| Exercise objective |
Report the number of lines that include "NEMERY", with no additional text.

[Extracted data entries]

>>>>>

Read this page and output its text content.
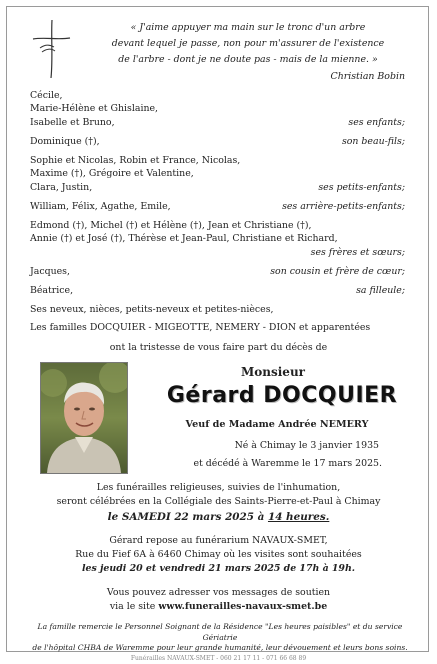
« J'aime appuyer ma main sur le tronc d'un arbre
devant lequel je passe, non pour m'assurer de l'existence
de l'arbre - dont je ne doute pas - mais de la mienne. »
Christian Bobin
Cécile,
Marie-Hélène et Ghislaine,
Isabelle et Bruno,	ses enfants;
Dominique (†),	son beau-fils;
Sophie et Nicolas, Robin et France, Nicolas,
Maxime (†), Grégoire et Valentine,
Clara, Justin,	ses petits-enfants;
William, Félix, Agathe, Emile,	ses arrière-petits-enfants;
Edmond (†), Michel (†) et Hélène (†), Jean et Christiane (†),
Annie (†) et José (†), Thérèse et Jean-Paul, Christiane et Richard,
ses frères et sœurs;
Jacques,	son cousin et frère de cœur;
Béatrice,	sa filleule;
Ses neveux, nièces, petits-neveux et petites-nièces,
Les familles DOCQUIER - MIGEOTTE, NEMERY - DION et apparentées
ont la tristesse de vous faire part du décès de
Monsieur
Gérard DOCQUIER
Veuf de Madame Andrée NEMERY
Né à Chimay le 3 janvier 1935
et décédé à Waremme le 17 mars 2025.
Les funérailles religieuses, suivies de l'inhumation,
seront célébrées en la Collégiale des Saints-Pierre-et-Paul à Chimay
le SAMEDI 22 mars 2025 à 14 heures.
Gérard repose au funérarium NAVAUX-SMET,
Rue du Fief 6A à 6460 Chimay où les visites sont souhaitées
les jeudi 20 et vendredi 21 mars 2025 de 17h à 19h.
Vous pouvez adresser vos messages de soutien
via le site www.funerailles-navaux-smet.be
La famille remercie le Personnel Soignant de la Résidence "Les heures paisibles" et du service Gériatrie
de l'hôpital CHBA de Waremme pour leur grande humanité, leur dévouement et leurs bons soins.
Funérailles NAVAUX-SMET - 060 21 17 11 - 071 66 68 89
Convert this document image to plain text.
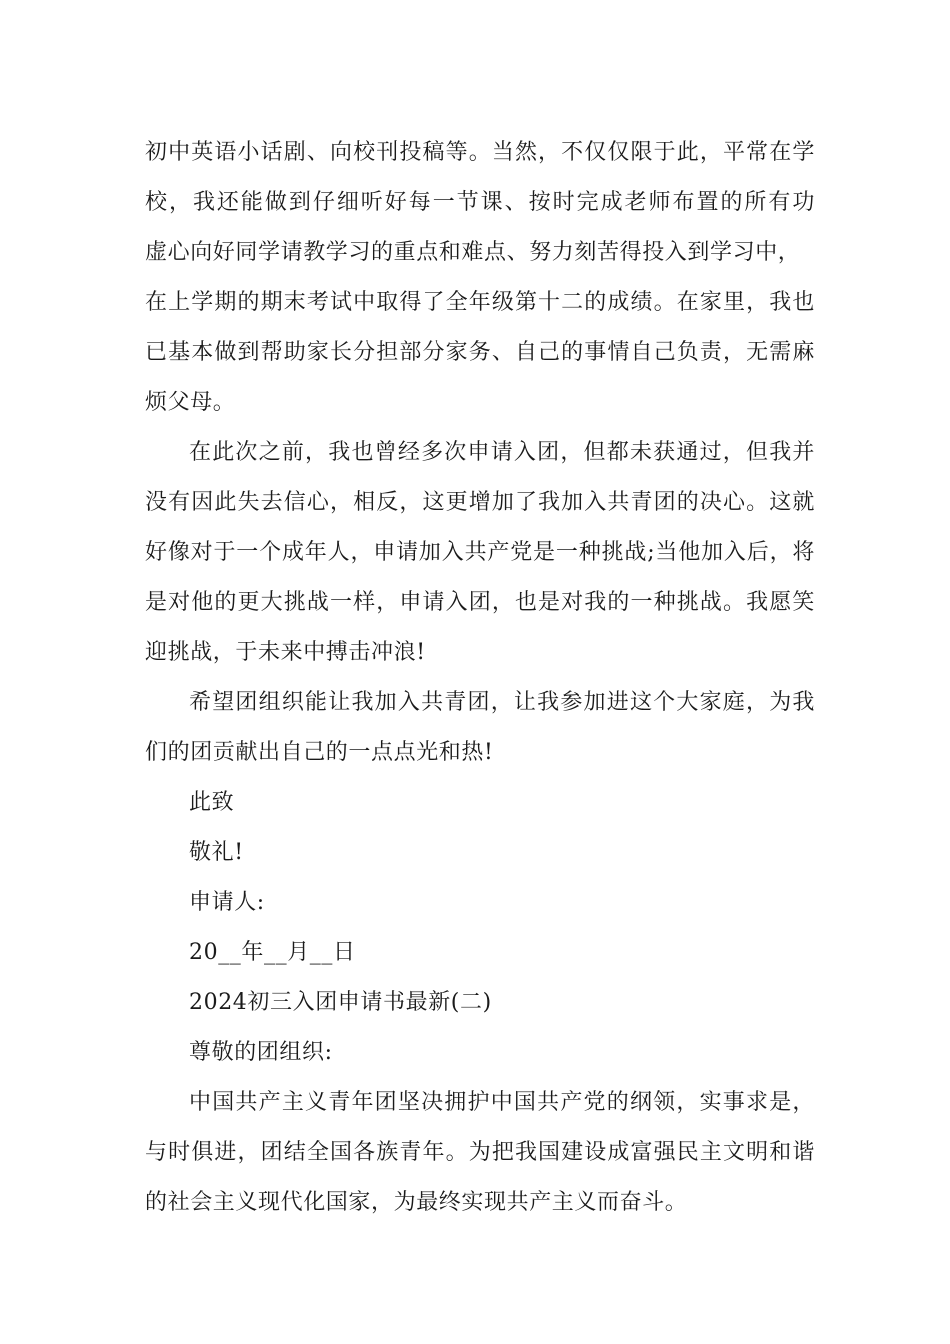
初中英语小话剧、向校刊投稿等。当然，不仅仅限于此，平常在学
校，我还能做到仔细听好每一节课、按时完成老师布置的所有功
虚心向好同学请教学习的重点和难点、努力刻苦得投入到学习中，
在上学期的期末考试中取得了全年级第十二的成绩。在家里，我也
已基本做到帮助家长分担部分家务、自己的事情自己负责，无需麻
烦父母。
在此次之前，我也曾经多次申请入团，但都未获通过，但我并
没有因此失去信心，相反，这更增加了我加入共青团的决心。这就
好像对于一个成年人，申请加入共产党是一种挑战;当他加入后，将
是对他的更大挑战一样，申请入团，也是对我的一种挑战。我愿笑
迎挑战，于未来中搏击冲浪!
希望团组织能让我加入共青团，让我参加进这个大家庭，为我
们的团贡献出自己的一点点光和热!
此致
敬礼!
申请人:
20__年__月__日
2024初三入团申请书最新(二)
尊敬的团组织:
中国共产主义青年团坚决拥护中国共产党的纲领，实事求是，
与时俱进，团结全国各族青年。为把我国建设成富强民主文明和谐
的社会主义现代化国家，为最终实现共产主义而奋斗。
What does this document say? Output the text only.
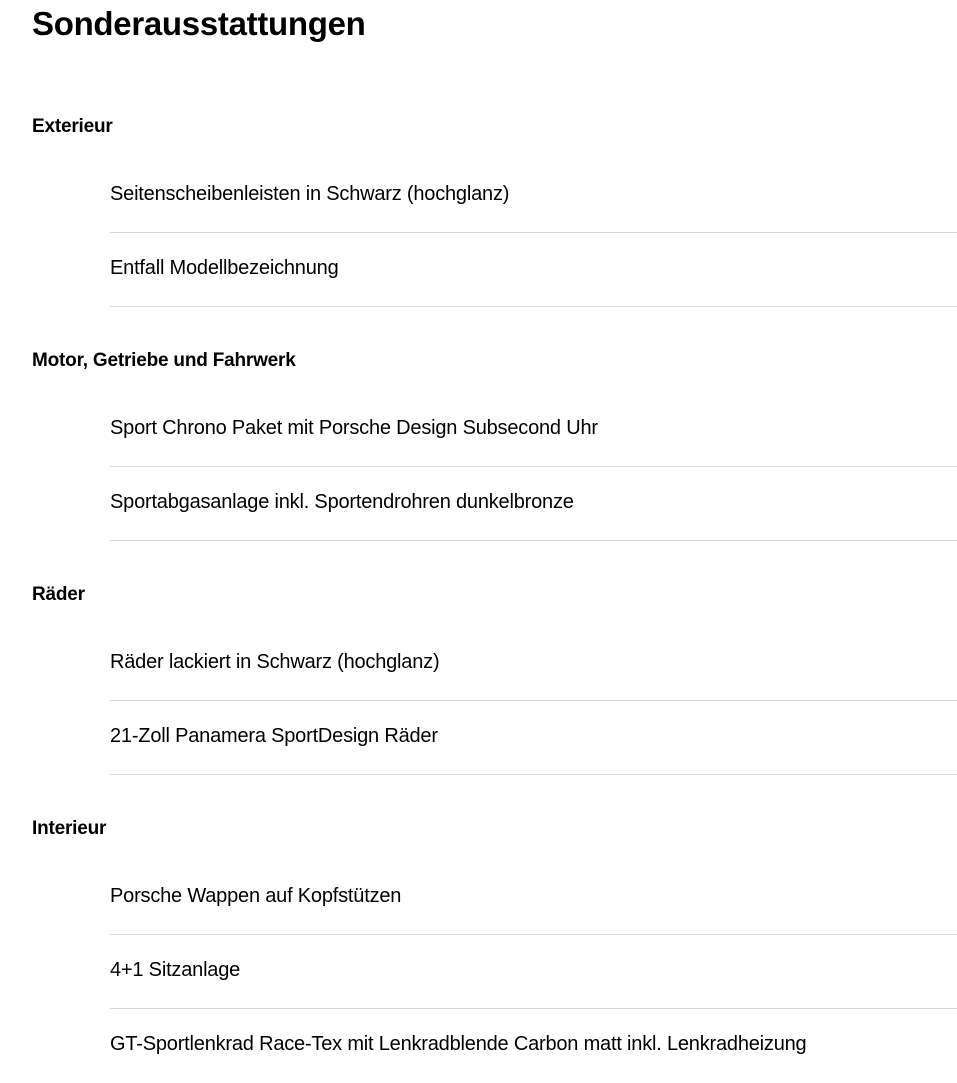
Sonderausstattungen
Exterieur
Seitenscheibenleisten in Schwarz (hochglanz)
Entfall Modellbezeichnung
Motor, Getriebe und Fahrwerk
Sport Chrono Paket mit Porsche Design Subsecond Uhr
Sportabgasanlage inkl. Sportendrohren dunkelbronze
Räder
Räder lackiert in Schwarz (hochglanz)
21-Zoll Panamera SportDesign Räder
Interieur
Porsche Wappen auf Kopfstützen
4+1 Sitzanlage
GT-Sportlenkrad Race-Tex mit Lenkradblende Carbon matt inkl. Lenkradheizung
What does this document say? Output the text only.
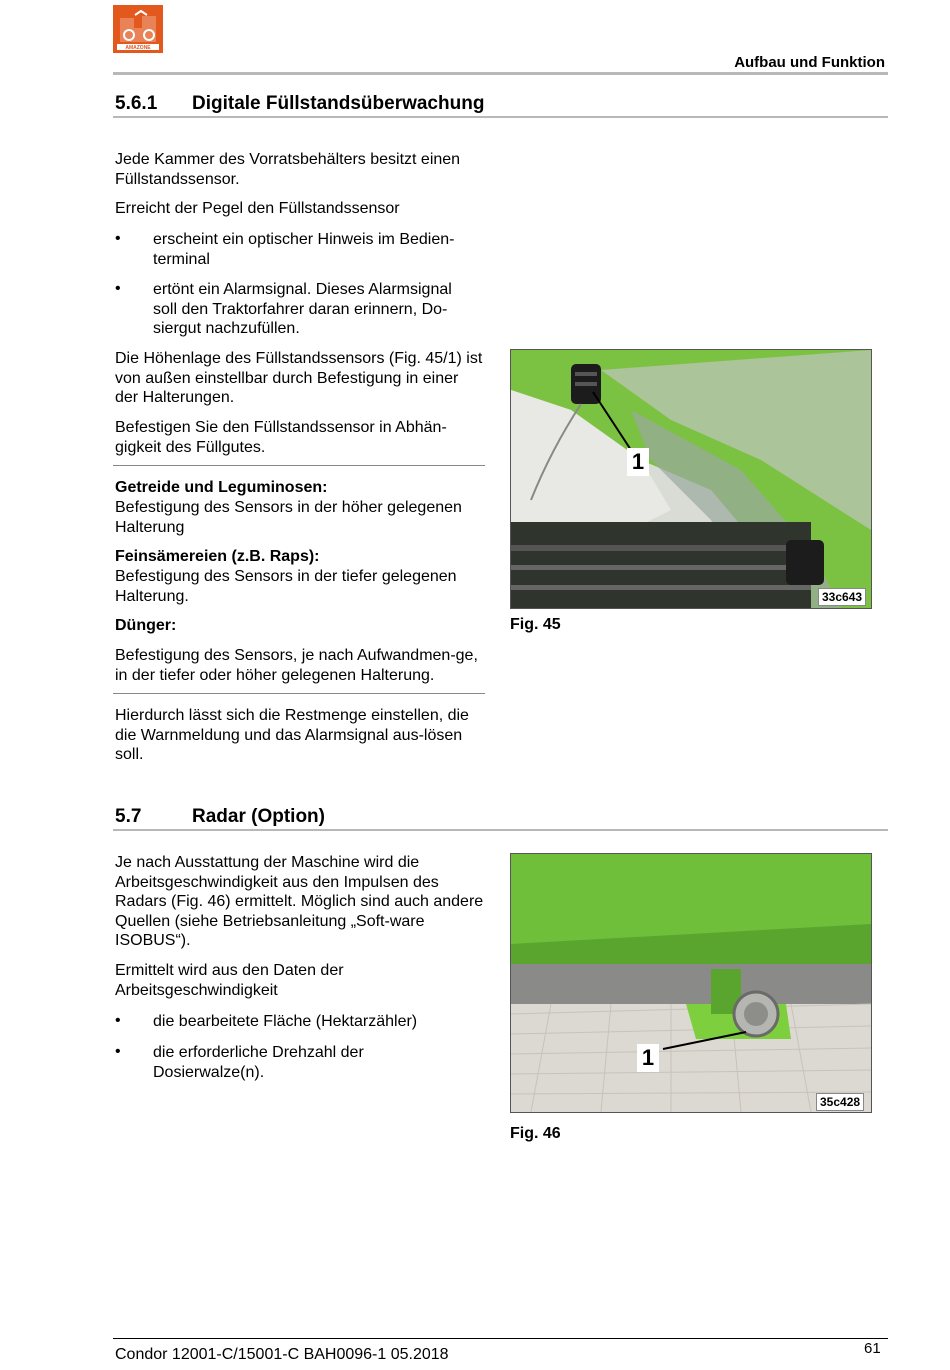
AMAZONE
Aufbau und Funktion
5.6.1 Digitale Füllstandsüberwachung
Jede Kammer des Vorratsbehälters besitzt einen Füllstandssensor.
Erreicht der Pegel den Füllstandssensor
• erscheint ein optischer Hinweis im Bedien-terminal
• ertönt ein Alarmsignal. Dieses Alarmsignal soll den Traktorfahrer daran erinnern, Do-siergut nachzufüllen.
Die Höhenlage des Füllstandssensors (Fig. 45/1) ist von außen einstellbar durch Befestigung in einer der Halterungen.
Befestigen Sie den Füllstandssensor in Abhän-gigkeit des Füllgutes.
Getreide und Leguminosen:
Befestigung des Sensors in der höher gelegenen Halterung
Feinsämereien (z.B. Raps):
Befestigung des Sensors in der tiefer gelegenen Halterung.
Dünger:
Befestigung des Sensors, je nach Aufwandmen-ge, in der tiefer oder höher gelegenen Halterung.
Hierdurch lässt sich die Restmenge einstellen, die die Warnmeldung und das Alarmsignal aus-lösen soll.
1
33c643
Fig. 45
5.7	Radar (Option)
Je nach Ausstattung der Maschine wird die Arbeitsgeschwindigkeit aus den Impulsen des Radars (Fig. 46) ermittelt. Möglich sind auch andere Quellen (siehe Betriebsanleitung „Soft-ware ISOBUS“).
Ermittelt wird aus den Daten der Arbeitsgeschwindigkeit
• die bearbeitete Fläche (Hektarzähler)
• die erforderliche Drehzahl der Dosierwalze(n).
1
35c428
Fig. 46
Condor 12001-C/15001-C BAH0096-1 05.2018	61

<<<<<

| Correct response |
2